_WHAT YOU WILL DO_
Copy every line with the string "xlabel" in it.

_RECORDS TO PROCESS_

********************

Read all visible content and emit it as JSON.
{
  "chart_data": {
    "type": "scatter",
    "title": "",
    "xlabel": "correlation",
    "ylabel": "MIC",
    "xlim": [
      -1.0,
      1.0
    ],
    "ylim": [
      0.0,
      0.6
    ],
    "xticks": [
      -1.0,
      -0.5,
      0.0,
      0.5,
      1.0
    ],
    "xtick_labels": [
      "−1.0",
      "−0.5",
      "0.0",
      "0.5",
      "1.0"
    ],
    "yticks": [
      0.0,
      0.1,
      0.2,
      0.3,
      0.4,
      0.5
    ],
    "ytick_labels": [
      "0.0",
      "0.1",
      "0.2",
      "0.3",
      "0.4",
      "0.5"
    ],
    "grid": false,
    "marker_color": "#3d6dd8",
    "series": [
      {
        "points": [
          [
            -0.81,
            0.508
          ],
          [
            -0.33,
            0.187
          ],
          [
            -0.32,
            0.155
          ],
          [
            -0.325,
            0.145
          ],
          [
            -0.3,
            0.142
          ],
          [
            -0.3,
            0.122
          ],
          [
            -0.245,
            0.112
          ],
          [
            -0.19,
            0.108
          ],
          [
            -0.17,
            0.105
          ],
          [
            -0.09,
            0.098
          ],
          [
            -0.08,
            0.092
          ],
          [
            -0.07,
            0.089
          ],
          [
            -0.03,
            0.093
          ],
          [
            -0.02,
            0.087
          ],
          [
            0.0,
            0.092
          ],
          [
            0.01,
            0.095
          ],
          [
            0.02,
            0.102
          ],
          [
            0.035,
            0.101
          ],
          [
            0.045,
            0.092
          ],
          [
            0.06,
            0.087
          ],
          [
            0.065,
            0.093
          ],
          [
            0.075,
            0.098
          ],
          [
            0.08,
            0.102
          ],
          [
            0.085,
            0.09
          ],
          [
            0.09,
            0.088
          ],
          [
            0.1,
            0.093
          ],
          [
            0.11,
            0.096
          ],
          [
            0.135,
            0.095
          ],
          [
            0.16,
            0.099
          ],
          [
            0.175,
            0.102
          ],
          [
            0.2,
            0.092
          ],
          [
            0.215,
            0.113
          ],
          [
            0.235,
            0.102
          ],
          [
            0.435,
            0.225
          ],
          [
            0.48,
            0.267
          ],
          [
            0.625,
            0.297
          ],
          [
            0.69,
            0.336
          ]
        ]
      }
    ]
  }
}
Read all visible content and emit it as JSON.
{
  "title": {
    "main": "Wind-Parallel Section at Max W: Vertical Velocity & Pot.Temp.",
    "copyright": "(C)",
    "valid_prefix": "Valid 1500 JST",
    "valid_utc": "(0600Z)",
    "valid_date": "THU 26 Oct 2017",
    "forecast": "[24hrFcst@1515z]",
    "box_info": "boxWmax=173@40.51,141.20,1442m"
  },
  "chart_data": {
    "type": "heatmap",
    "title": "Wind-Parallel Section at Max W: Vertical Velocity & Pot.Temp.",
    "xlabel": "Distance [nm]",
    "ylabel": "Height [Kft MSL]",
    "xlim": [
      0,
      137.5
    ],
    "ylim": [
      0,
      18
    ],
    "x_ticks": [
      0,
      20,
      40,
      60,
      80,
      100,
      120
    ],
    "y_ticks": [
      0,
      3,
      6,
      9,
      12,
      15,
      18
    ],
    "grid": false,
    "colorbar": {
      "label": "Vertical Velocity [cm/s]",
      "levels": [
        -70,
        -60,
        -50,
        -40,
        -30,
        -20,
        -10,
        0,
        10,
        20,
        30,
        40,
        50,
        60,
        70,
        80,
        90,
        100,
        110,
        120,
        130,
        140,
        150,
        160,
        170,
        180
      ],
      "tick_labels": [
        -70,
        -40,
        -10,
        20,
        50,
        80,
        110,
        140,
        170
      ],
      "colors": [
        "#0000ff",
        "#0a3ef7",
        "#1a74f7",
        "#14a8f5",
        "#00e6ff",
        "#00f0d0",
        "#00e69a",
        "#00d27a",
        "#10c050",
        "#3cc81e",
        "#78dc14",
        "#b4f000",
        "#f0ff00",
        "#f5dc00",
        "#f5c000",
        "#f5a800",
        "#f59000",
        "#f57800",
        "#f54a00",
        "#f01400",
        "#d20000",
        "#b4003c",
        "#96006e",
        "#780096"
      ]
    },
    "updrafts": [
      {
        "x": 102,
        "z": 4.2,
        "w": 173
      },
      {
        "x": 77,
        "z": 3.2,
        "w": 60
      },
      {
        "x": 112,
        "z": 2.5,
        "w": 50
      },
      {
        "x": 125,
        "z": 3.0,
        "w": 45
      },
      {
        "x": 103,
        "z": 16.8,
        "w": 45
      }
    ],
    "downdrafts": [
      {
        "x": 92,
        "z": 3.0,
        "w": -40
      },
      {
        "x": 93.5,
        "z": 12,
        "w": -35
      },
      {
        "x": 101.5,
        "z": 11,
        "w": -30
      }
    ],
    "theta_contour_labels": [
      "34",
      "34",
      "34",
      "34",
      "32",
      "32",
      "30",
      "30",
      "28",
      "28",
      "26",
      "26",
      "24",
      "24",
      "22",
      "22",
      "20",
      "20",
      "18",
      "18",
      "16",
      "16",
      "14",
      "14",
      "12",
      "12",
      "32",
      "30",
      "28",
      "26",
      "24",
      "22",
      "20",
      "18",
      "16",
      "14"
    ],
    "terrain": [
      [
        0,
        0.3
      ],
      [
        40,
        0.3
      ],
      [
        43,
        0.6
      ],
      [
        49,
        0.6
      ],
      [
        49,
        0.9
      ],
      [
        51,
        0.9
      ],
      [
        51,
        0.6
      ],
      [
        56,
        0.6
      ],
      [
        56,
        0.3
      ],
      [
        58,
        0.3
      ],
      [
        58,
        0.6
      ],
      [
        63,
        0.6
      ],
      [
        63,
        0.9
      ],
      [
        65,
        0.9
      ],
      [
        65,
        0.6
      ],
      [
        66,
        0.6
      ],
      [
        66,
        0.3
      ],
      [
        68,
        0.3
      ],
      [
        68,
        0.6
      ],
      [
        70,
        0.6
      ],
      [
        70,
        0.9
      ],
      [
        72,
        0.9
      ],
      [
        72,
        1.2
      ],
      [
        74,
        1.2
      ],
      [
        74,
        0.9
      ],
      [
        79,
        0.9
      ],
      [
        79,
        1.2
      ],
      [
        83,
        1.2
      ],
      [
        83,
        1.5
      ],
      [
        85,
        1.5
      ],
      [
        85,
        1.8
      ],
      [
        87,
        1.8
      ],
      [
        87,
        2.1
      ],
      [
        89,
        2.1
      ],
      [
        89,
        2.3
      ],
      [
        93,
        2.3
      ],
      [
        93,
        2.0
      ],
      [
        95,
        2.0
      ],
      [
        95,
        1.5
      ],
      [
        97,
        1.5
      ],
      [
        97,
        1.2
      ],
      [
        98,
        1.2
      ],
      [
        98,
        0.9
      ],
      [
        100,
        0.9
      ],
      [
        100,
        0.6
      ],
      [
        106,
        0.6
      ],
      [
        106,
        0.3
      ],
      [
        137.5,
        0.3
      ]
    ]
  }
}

********************

_RESULT_
    "xlabel": "correlation",
    "xlabel": "Distance [nm]",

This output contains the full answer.